# Data listing:
* * * * *

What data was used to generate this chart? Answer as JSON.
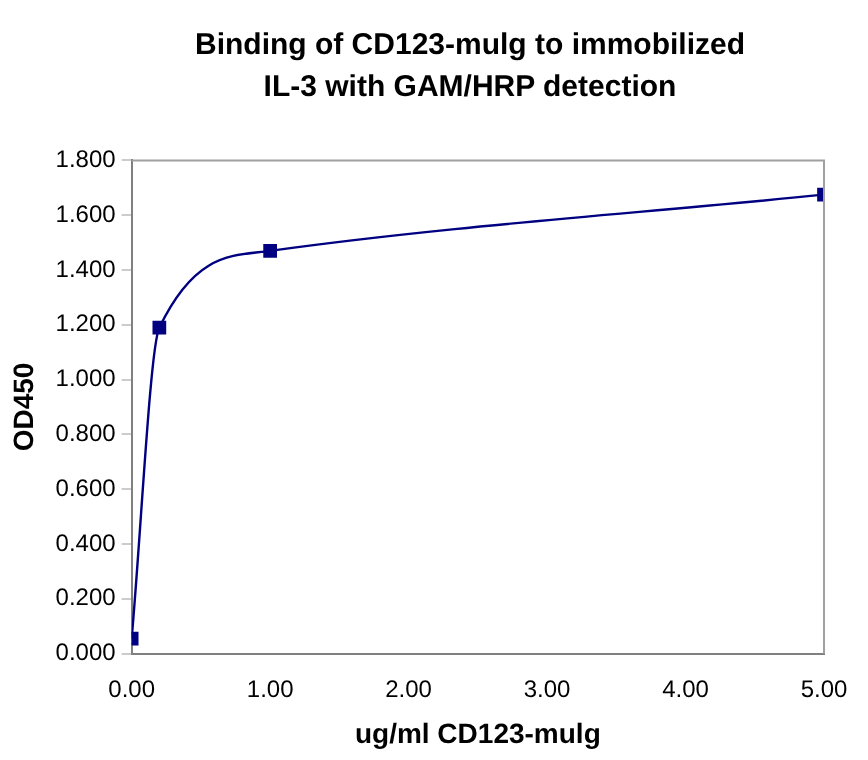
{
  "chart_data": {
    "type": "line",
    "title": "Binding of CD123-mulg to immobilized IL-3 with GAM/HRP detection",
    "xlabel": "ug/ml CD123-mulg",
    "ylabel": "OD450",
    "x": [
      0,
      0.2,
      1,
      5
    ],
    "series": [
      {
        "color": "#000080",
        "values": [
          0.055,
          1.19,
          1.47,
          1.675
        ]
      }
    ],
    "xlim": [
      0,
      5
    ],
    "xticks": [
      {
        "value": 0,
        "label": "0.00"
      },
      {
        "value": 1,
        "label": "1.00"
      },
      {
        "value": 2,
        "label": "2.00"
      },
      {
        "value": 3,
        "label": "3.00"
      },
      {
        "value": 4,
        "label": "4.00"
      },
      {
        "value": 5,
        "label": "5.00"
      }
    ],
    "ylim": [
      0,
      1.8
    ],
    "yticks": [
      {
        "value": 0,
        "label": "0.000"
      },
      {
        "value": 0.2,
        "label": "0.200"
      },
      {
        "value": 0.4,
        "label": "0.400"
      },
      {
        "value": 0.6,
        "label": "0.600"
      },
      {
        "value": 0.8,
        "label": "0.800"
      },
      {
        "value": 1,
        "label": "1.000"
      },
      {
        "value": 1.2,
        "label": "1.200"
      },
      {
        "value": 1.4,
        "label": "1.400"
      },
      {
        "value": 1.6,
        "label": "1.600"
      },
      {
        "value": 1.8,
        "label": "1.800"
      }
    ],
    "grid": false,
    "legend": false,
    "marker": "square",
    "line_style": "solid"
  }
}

* * * * *

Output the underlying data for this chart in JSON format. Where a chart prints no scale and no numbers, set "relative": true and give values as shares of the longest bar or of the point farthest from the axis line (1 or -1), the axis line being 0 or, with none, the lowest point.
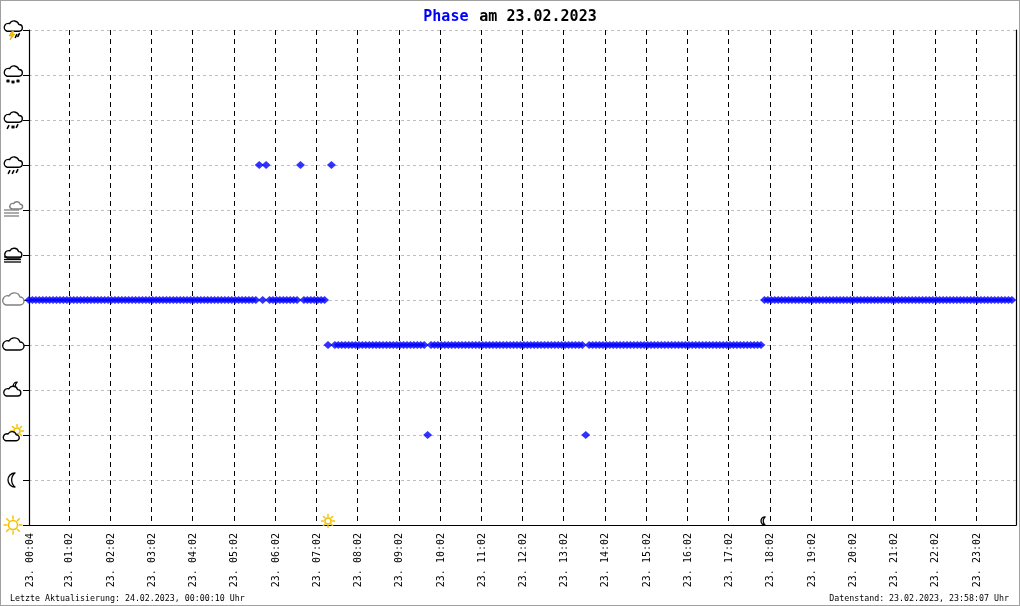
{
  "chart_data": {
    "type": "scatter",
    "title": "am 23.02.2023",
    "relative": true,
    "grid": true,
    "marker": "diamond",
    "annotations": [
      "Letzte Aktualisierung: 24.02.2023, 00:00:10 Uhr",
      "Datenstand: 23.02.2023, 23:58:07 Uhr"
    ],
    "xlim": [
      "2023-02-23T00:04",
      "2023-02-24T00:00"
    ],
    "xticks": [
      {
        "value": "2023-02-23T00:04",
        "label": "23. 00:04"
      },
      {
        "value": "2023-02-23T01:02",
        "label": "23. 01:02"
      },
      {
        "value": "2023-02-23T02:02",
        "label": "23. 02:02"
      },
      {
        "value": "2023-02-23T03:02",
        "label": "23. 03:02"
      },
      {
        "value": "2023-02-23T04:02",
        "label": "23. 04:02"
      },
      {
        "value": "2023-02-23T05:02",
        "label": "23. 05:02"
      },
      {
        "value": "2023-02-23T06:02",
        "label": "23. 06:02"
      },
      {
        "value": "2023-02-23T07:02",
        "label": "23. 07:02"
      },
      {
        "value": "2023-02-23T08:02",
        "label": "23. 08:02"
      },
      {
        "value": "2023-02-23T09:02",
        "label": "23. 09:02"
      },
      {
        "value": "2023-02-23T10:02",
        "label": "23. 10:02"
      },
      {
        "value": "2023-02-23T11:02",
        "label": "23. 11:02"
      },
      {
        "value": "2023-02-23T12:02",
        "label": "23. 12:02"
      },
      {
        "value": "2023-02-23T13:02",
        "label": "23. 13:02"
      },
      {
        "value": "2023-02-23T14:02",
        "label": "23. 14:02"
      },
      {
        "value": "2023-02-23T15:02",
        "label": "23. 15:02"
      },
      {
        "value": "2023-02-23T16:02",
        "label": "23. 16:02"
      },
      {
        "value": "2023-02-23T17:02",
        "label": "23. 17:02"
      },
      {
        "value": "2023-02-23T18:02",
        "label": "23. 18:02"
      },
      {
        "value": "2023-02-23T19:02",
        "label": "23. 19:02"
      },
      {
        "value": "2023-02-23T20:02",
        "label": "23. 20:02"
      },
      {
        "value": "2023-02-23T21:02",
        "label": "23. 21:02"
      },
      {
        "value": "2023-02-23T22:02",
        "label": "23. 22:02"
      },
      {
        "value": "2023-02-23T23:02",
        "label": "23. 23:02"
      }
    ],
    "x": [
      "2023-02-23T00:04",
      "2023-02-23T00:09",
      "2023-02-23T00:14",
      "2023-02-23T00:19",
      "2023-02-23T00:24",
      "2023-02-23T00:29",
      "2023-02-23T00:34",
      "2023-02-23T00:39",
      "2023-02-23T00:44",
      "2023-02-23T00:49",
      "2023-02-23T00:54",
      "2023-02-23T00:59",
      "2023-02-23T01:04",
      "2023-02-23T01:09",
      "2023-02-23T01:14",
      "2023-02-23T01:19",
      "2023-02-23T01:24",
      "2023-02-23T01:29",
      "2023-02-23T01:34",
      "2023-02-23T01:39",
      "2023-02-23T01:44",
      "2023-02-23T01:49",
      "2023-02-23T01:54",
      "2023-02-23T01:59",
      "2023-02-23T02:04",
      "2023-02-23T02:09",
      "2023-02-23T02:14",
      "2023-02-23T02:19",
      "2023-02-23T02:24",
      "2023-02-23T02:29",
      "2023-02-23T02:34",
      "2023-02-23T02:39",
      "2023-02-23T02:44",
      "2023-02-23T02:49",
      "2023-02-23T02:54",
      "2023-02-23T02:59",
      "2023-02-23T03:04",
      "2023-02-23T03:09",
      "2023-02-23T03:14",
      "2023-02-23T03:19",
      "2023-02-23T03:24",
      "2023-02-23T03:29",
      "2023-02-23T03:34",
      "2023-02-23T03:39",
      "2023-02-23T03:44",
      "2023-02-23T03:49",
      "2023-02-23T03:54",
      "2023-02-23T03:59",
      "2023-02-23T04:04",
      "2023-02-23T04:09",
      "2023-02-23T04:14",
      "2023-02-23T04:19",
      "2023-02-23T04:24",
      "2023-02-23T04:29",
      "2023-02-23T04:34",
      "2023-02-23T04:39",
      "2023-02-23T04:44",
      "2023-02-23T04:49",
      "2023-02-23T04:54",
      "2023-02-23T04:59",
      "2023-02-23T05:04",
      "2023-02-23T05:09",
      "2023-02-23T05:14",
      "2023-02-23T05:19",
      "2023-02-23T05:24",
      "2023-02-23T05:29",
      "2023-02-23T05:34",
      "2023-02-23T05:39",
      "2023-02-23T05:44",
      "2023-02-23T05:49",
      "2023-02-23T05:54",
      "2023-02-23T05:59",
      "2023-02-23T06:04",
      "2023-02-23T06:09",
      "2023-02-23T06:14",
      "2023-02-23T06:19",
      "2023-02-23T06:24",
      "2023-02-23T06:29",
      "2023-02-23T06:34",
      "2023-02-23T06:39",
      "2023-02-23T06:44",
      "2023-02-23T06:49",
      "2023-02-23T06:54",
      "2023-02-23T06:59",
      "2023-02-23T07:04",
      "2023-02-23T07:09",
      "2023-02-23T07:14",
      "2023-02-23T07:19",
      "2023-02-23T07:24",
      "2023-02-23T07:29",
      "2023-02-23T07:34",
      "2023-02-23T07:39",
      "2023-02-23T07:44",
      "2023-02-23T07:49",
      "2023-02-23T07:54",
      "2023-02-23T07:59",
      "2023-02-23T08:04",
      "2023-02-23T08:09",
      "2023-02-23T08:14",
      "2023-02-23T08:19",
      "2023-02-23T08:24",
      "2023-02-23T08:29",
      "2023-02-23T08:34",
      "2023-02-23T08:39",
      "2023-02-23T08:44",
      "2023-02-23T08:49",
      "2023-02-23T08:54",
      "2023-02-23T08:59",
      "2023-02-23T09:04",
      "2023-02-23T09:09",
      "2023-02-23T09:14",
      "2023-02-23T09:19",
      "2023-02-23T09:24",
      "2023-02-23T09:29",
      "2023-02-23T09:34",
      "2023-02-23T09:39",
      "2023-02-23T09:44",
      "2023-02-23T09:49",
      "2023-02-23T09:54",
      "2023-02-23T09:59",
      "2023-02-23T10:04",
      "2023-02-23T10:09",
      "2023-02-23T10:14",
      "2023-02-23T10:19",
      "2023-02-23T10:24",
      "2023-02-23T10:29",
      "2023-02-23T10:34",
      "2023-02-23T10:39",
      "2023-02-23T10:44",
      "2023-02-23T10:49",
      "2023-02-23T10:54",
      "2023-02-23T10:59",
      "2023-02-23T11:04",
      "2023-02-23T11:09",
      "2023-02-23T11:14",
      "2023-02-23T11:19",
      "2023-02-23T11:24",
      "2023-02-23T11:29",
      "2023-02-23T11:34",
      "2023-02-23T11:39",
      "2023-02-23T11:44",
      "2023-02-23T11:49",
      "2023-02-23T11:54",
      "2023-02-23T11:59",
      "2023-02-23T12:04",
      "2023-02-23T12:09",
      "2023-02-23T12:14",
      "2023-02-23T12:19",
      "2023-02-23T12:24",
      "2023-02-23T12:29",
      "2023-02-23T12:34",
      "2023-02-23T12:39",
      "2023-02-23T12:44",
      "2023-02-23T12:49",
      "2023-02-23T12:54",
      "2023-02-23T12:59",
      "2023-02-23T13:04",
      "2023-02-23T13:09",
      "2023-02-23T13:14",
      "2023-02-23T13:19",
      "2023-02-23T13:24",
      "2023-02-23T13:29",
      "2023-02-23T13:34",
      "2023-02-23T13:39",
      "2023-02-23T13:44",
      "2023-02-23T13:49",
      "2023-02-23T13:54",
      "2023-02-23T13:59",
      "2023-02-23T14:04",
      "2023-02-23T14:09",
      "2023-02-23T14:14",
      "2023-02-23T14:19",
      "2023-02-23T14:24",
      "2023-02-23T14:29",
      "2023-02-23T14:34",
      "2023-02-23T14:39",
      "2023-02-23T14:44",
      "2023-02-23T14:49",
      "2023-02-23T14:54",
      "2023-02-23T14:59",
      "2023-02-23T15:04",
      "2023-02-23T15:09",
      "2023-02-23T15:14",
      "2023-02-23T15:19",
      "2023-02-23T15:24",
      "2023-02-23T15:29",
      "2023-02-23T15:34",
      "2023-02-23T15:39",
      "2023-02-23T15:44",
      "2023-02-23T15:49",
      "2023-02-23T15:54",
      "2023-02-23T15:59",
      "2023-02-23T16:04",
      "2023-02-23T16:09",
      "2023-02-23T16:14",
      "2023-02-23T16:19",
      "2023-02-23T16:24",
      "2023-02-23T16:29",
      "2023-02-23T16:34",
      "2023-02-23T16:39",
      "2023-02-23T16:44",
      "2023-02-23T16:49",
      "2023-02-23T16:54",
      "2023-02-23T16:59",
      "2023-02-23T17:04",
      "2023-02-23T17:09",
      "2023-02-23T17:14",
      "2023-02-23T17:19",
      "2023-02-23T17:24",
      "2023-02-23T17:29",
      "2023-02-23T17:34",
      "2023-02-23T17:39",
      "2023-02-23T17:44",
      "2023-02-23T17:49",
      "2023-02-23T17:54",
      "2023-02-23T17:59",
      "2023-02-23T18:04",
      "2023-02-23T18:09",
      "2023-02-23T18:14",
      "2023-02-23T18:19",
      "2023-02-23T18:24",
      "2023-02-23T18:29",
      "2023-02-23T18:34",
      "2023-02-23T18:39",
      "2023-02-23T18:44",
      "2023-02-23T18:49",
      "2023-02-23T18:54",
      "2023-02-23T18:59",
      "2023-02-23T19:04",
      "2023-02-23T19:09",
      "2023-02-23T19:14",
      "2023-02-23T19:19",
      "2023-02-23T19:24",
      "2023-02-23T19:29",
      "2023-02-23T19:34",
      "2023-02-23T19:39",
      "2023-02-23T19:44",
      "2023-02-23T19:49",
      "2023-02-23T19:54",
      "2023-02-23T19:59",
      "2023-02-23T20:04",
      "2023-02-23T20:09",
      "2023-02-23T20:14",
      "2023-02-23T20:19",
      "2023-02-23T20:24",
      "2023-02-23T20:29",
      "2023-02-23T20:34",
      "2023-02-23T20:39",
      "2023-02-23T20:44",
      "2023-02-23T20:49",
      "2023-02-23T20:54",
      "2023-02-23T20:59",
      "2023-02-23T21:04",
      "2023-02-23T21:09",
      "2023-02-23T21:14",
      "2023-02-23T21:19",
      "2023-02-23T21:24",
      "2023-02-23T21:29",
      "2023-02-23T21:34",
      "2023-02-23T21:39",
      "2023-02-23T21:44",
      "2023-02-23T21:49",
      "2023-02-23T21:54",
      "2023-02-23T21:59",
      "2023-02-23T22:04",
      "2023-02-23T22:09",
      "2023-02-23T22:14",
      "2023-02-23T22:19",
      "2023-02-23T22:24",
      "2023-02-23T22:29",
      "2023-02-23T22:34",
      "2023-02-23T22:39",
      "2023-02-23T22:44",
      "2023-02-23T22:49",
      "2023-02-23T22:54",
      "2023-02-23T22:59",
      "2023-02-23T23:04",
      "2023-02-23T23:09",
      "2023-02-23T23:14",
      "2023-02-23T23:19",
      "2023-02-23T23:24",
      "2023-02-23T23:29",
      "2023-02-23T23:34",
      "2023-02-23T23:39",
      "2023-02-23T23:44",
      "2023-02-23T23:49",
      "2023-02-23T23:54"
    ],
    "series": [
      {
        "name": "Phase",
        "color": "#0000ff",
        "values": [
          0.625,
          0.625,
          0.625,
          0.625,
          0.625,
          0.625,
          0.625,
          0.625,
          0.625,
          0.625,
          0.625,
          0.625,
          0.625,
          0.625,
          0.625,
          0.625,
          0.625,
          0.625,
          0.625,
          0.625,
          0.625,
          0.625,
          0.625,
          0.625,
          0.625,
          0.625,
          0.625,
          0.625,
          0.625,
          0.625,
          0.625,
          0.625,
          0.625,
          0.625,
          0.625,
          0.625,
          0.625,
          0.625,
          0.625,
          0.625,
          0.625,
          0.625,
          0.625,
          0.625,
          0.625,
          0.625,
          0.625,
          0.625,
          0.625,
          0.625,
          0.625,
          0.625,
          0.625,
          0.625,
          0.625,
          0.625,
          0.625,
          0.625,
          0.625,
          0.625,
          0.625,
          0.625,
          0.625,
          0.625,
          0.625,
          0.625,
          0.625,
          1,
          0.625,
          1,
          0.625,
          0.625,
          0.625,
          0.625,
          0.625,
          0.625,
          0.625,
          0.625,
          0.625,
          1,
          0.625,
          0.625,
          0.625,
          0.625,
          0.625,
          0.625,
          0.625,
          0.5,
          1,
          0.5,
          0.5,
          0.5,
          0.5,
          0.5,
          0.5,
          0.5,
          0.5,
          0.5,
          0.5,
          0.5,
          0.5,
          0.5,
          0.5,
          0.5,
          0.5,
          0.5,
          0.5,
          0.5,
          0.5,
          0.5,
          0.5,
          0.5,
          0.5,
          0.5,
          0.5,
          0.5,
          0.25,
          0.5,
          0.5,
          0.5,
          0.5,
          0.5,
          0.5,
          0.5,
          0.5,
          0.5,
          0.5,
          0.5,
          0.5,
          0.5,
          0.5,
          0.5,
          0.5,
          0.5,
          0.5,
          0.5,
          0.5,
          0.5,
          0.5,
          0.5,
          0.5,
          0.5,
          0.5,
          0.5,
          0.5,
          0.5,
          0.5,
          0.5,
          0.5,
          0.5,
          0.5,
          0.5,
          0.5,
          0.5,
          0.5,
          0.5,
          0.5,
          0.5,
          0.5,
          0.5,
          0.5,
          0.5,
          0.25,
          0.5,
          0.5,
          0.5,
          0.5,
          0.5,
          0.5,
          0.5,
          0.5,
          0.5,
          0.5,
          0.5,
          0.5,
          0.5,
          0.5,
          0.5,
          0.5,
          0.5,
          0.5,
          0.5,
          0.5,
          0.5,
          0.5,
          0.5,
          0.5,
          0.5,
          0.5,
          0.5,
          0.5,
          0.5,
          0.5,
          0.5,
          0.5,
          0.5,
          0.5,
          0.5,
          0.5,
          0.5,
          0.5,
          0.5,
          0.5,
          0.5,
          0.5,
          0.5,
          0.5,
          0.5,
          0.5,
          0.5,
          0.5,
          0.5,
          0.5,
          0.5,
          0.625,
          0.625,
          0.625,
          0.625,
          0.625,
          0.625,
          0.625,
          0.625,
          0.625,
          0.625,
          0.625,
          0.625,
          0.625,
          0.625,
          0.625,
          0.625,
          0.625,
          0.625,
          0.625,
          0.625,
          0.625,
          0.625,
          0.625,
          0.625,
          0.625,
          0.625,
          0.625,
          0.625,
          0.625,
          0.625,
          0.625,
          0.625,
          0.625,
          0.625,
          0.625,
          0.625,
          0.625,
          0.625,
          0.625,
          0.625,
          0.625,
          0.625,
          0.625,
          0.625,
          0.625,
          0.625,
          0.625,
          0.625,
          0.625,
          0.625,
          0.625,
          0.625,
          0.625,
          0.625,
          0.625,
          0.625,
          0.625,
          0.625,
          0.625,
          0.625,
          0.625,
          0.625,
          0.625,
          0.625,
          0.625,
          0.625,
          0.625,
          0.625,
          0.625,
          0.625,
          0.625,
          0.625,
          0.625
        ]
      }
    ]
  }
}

* * * * *

# Stated task:
Find the lines containing "mulg" and list every one of them.

# Output:
    "title": "Binding of CD123-mulg to immobilized IL-3 with GAM/HRP detection",
    "xlabel": "ug/ml CD123-mulg",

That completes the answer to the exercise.